— START OF Available data —

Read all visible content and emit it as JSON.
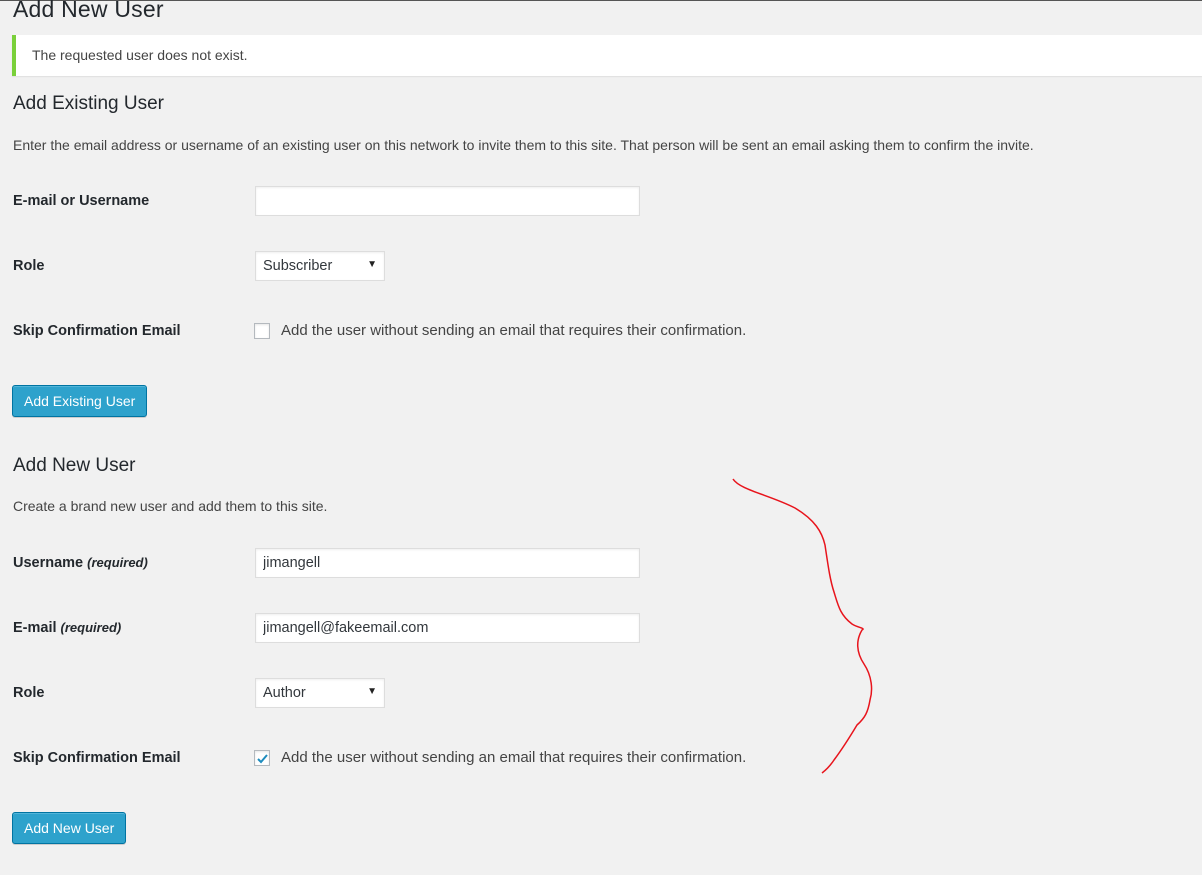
{
  "page_title": "Add New User",
  "notice": {
    "message": "The requested user does not exist.",
    "accent_color": "#7ad03a"
  },
  "add_existing": {
    "heading": "Add Existing User",
    "description": "Enter the email address or username of an existing user on this network to invite them to this site. That person will be sent an email asking them to confirm the invite.",
    "email_label": "E-mail or Username",
    "email_value": "",
    "role_label": "Role",
    "role_value": "Subscriber",
    "skip_label": "Skip Confirmation Email",
    "skip_checked": false,
    "skip_text": "Add the user without sending an email that requires their confirmation.",
    "submit_label": "Add Existing User"
  },
  "add_new": {
    "heading": "Add New User",
    "description": "Create a brand new user and add them to this site.",
    "username_label": "Username",
    "username_required": "(required)",
    "username_value": "jimangell",
    "email_label": "E-mail",
    "email_required": "(required)",
    "email_value": "jimangell@fakeemail.com",
    "role_label": "Role",
    "role_value": "Author",
    "skip_label": "Skip Confirmation Email",
    "skip_checked": true,
    "skip_text": "Add the user without sending an email that requires their confirmation.",
    "submit_label": "Add New User"
  },
  "colors": {
    "button_bg": "#2ea2cc",
    "button_border": "#0074a2",
    "annotation_stroke": "#e8141c",
    "checkmark": "#1e8cbe"
  }
}
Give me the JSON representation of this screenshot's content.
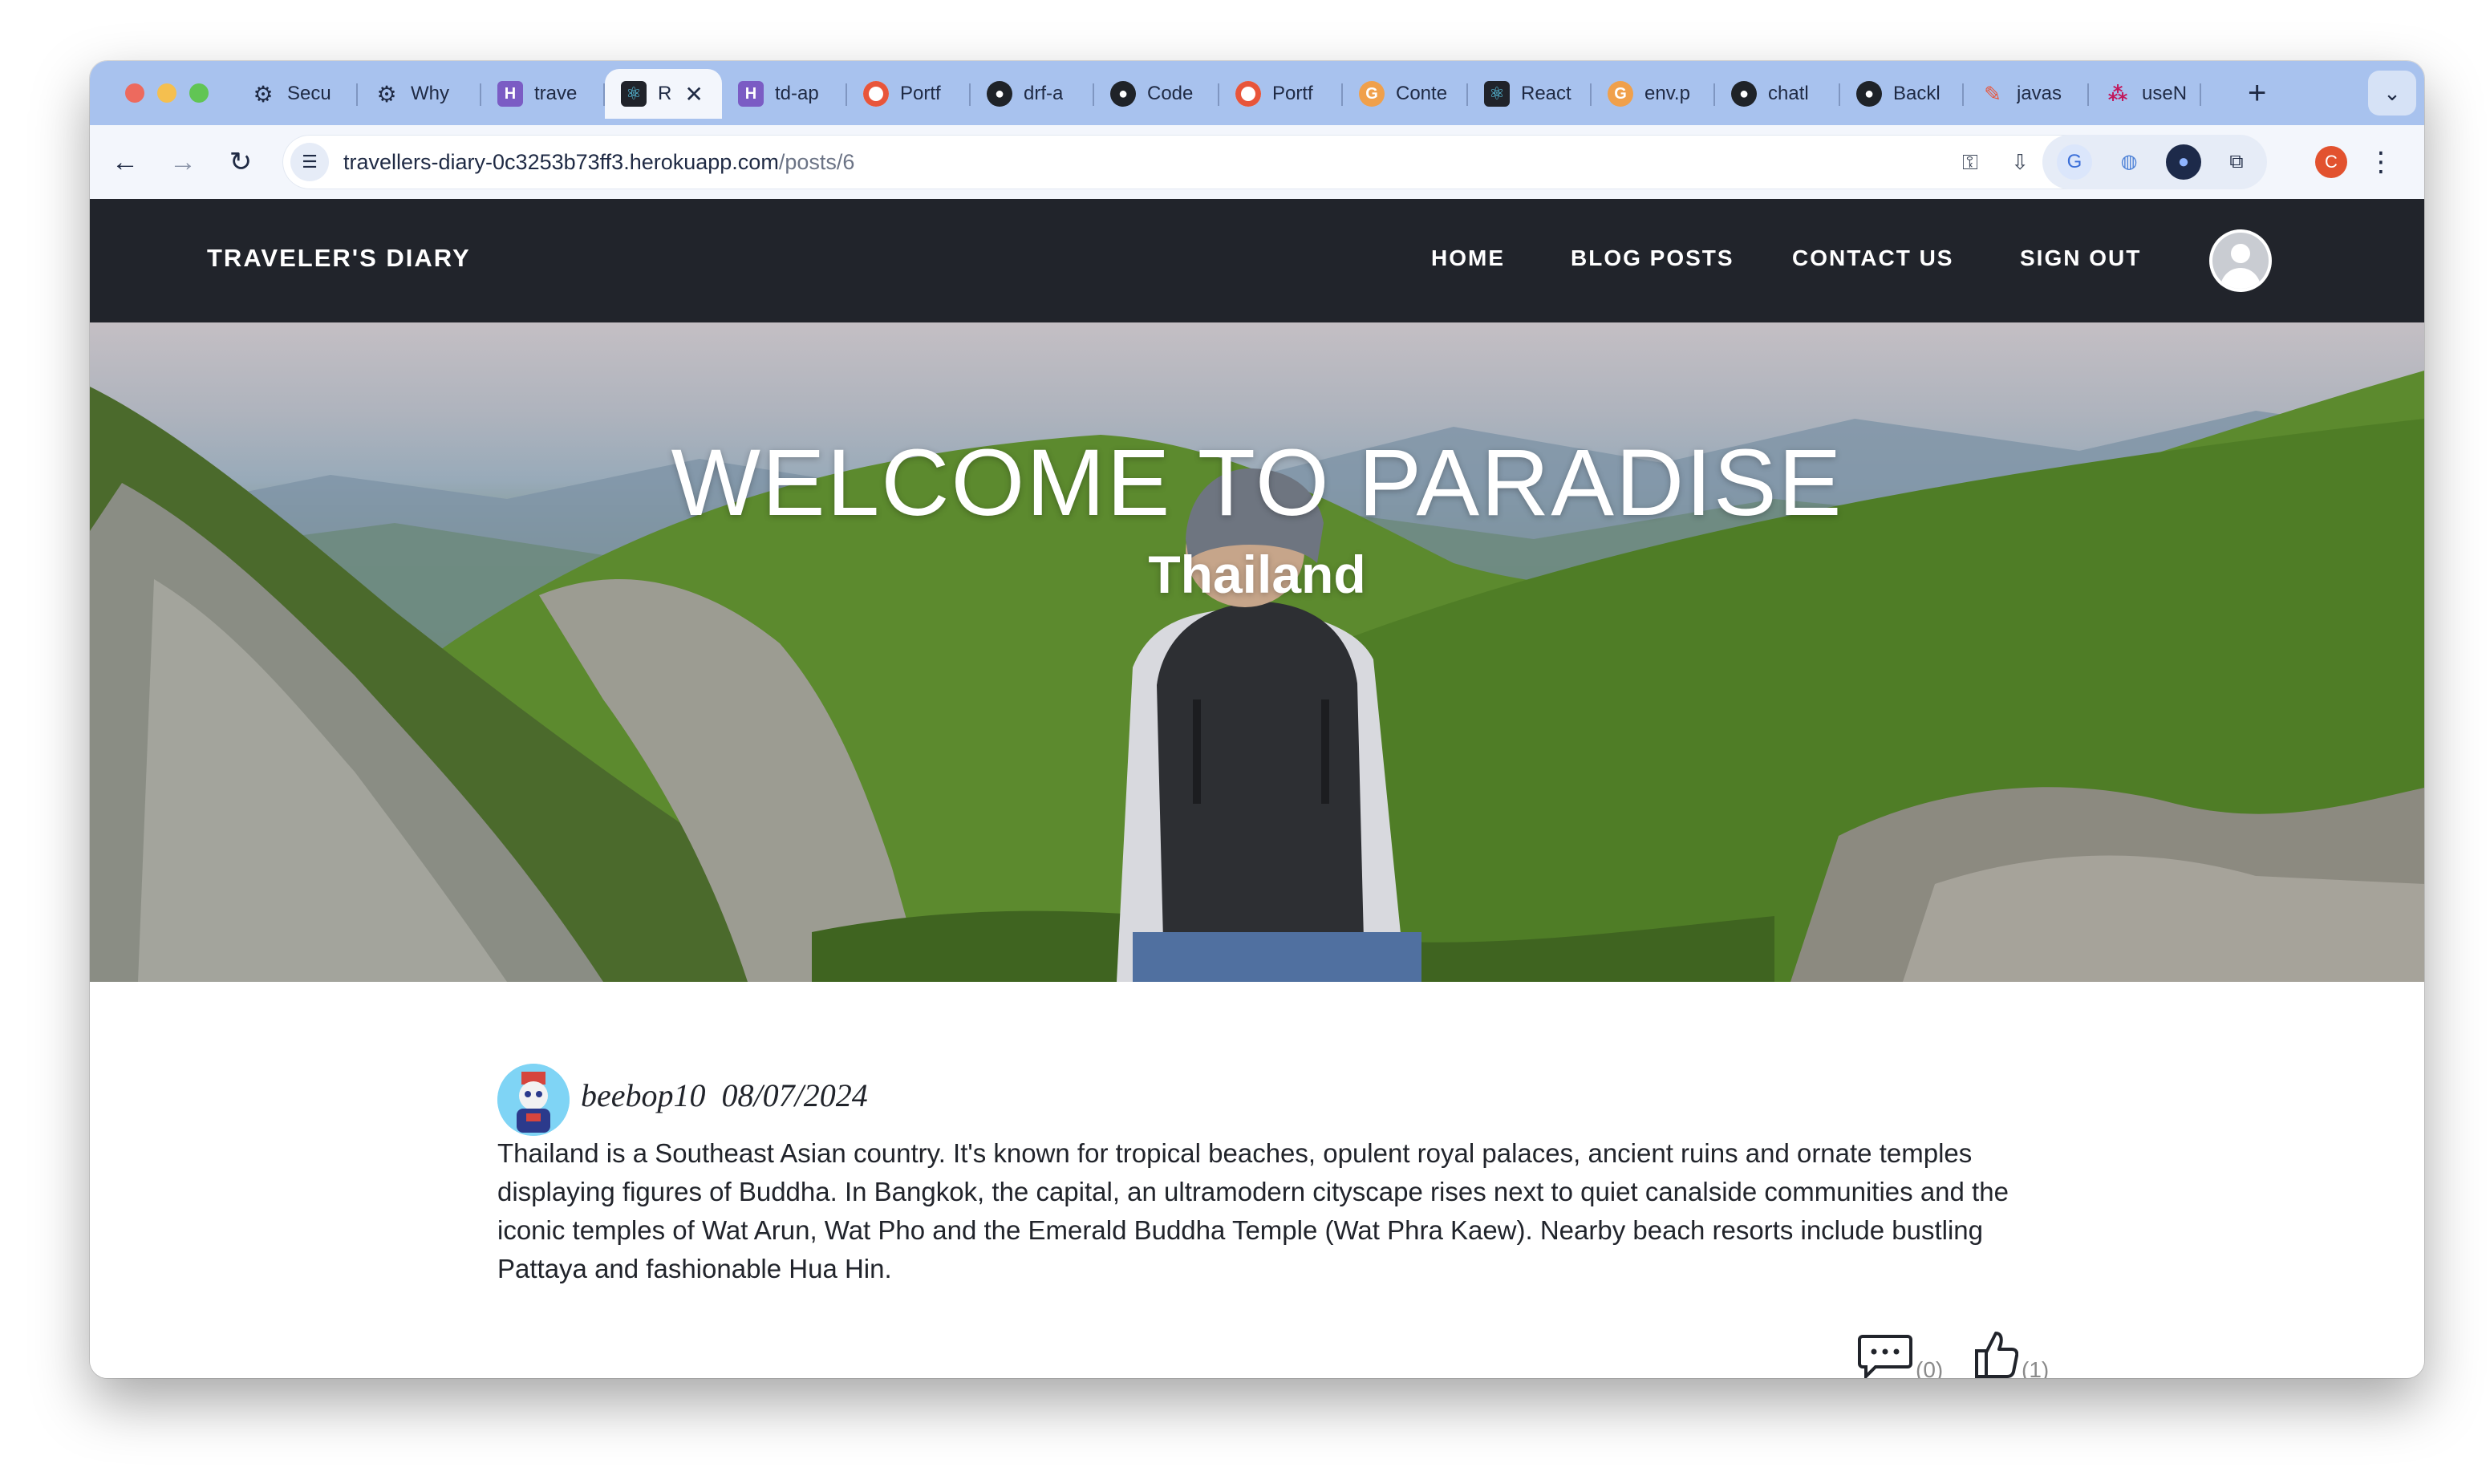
{
  "browser": {
    "tabs": [
      {
        "title": "Secu",
        "icon": "openai-icon"
      },
      {
        "title": "Why",
        "icon": "openai-icon"
      },
      {
        "title": "trave",
        "icon": "heroku-icon"
      },
      {
        "title": "R",
        "icon": "react-icon",
        "active": true
      },
      {
        "title": "td-ap",
        "icon": "heroku-icon"
      },
      {
        "title": "Portf",
        "icon": "ring-icon"
      },
      {
        "title": "drf-a",
        "icon": "github-icon"
      },
      {
        "title": "Code",
        "icon": "github-icon"
      },
      {
        "title": "Portf",
        "icon": "ring-icon"
      },
      {
        "title": "Conte",
        "icon": "orange-g-icon"
      },
      {
        "title": "React",
        "icon": "react-icon"
      },
      {
        "title": "env.p",
        "icon": "orange-g-icon"
      },
      {
        "title": "chatl",
        "icon": "github-icon"
      },
      {
        "title": "Backl",
        "icon": "github-icon"
      },
      {
        "title": "javas",
        "icon": "pen-icon"
      },
      {
        "title": "useN",
        "icon": "dots-icon"
      }
    ],
    "new_tab_symbol": "+",
    "address": {
      "domain": "travellers-diary-0c3253b73ff3.herokuapp.com",
      "path": "/posts/6"
    },
    "profile_initial": "C"
  },
  "site": {
    "brand": "TRAVELER'S DIARY",
    "nav": {
      "home": "HOME",
      "blog_posts": "BLOG POSTS",
      "contact_us": "CONTACT US",
      "sign_out": "SIGN OUT"
    }
  },
  "hero": {
    "title": "WELCOME TO PARADISE",
    "subtitle": "Thailand"
  },
  "post": {
    "author": "beebop10",
    "date": "08/07/2024",
    "body": "Thailand is a Southeast Asian country. It's known for tropical beaches, opulent royal palaces, ancient ruins and ornate temples displaying figures of Buddha. In Bangkok, the capital, an ultramodern cityscape rises next to quiet canalside communities and the iconic temples of Wat Arun, Wat Pho and the Emerald Buddha Temple (Wat Phra Kaew). Nearby beach resorts include bustling Pattaya and fashionable Hua Hin.",
    "comments_count": "(0)",
    "likes_count": "(1)"
  },
  "colors": {
    "navbar": "#21242b",
    "tabstrip": "#a8c2ee",
    "toolbar": "#f3f6fc"
  }
}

— END OF Available data —

### What is expected
Transcribe each entry above exactly, apart from the pictures.

### Exercise result
Read all visible content and emit it as JSON.
{
  "page_title": "Add New User",
  "notice": {
    "message": "The requested user does not exist.",
    "accent_color": "#7ad03a"
  },
  "add_existing": {
    "heading": "Add Existing User",
    "description": "Enter the email address or username of an existing user on this network to invite them to this site. That person will be sent an email asking them to confirm the invite.",
    "email_label": "E-mail or Username",
    "email_value": "",
    "role_label": "Role",
    "role_value": "Subscriber",
    "skip_label": "Skip Confirmation Email",
    "skip_checked": false,
    "skip_text": "Add the user without sending an email that requires their confirmation.",
    "submit_label": "Add Existing User"
  },
  "add_new": {
    "heading": "Add New User",
    "description": "Create a brand new user and add them to this site.",
    "username_label": "Username",
    "username_required": "(required)",
    "username_value": "jimangell",
    "email_label": "E-mail",
    "email_required": "(required)",
    "email_value": "jimangell@fakeemail.com",
    "role_label": "Role",
    "role_value": "Author",
    "skip_label": "Skip Confirmation Email",
    "skip_checked": true,
    "skip_text": "Add the user without sending an email that requires their confirmation.",
    "submit_label": "Add New User"
  },
  "colors": {
    "button_bg": "#2ea2cc",
    "button_border": "#0074a2",
    "annotation_stroke": "#e8141c",
    "checkmark": "#1e8cbe"
  }
}
Give me the JSON representation of this screenshot's content.
{
  "browser": {
    "tabs": [
      {
        "title": "Secu",
        "icon": "openai-icon"
      },
      {
        "title": "Why",
        "icon": "openai-icon"
      },
      {
        "title": "trave",
        "icon": "heroku-icon"
      },
      {
        "title": "R",
        "icon": "react-icon",
        "active": true
      },
      {
        "title": "td-ap",
        "icon": "heroku-icon"
      },
      {
        "title": "Portf",
        "icon": "ring-icon"
      },
      {
        "title": "drf-a",
        "icon": "github-icon"
      },
      {
        "title": "Code",
        "icon": "github-icon"
      },
      {
        "title": "Portf",
        "icon": "ring-icon"
      },
      {
        "title": "Conte",
        "icon": "orange-g-icon"
      },
      {
        "title": "React",
        "icon": "react-icon"
      },
      {
        "title": "env.p",
        "icon": "orange-g-icon"
      },
      {
        "title": "chatl",
        "icon": "github-icon"
      },
      {
        "title": "Backl",
        "icon": "github-icon"
      },
      {
        "title": "javas",
        "icon": "pen-icon"
      },
      {
        "title": "useN",
        "icon": "dots-icon"
      }
    ],
    "new_tab_symbol": "+",
    "address": {
      "domain": "travellers-diary-0c3253b73ff3.herokuapp.com",
      "path": "/posts/6"
    },
    "profile_initial": "C"
  },
  "site": {
    "brand": "TRAVELER'S DIARY",
    "nav": {
      "home": "HOME",
      "blog_posts": "BLOG POSTS",
      "contact_us": "CONTACT US",
      "sign_out": "SIGN OUT"
    }
  },
  "hero": {
    "title": "WELCOME TO PARADISE",
    "subtitle": "Thailand"
  },
  "post": {
    "author": "beebop10",
    "date": "08/07/2024",
    "body": "Thailand is a Southeast Asian country. It's known for tropical beaches, opulent royal palaces, ancient ruins and ornate temples displaying figures of Buddha. In Bangkok, the capital, an ultramodern cityscape rises next to quiet canalside communities and the iconic temples of Wat Arun, Wat Pho and the Emerald Buddha Temple (Wat Phra Kaew). Nearby beach resorts include bustling Pattaya and fashionable Hua Hin.",
    "comments_count": "(0)",
    "likes_count": "(1)"
  },
  "colors": {
    "navbar": "#21242b",
    "tabstrip": "#a8c2ee",
    "toolbar": "#f3f6fc"
  }
}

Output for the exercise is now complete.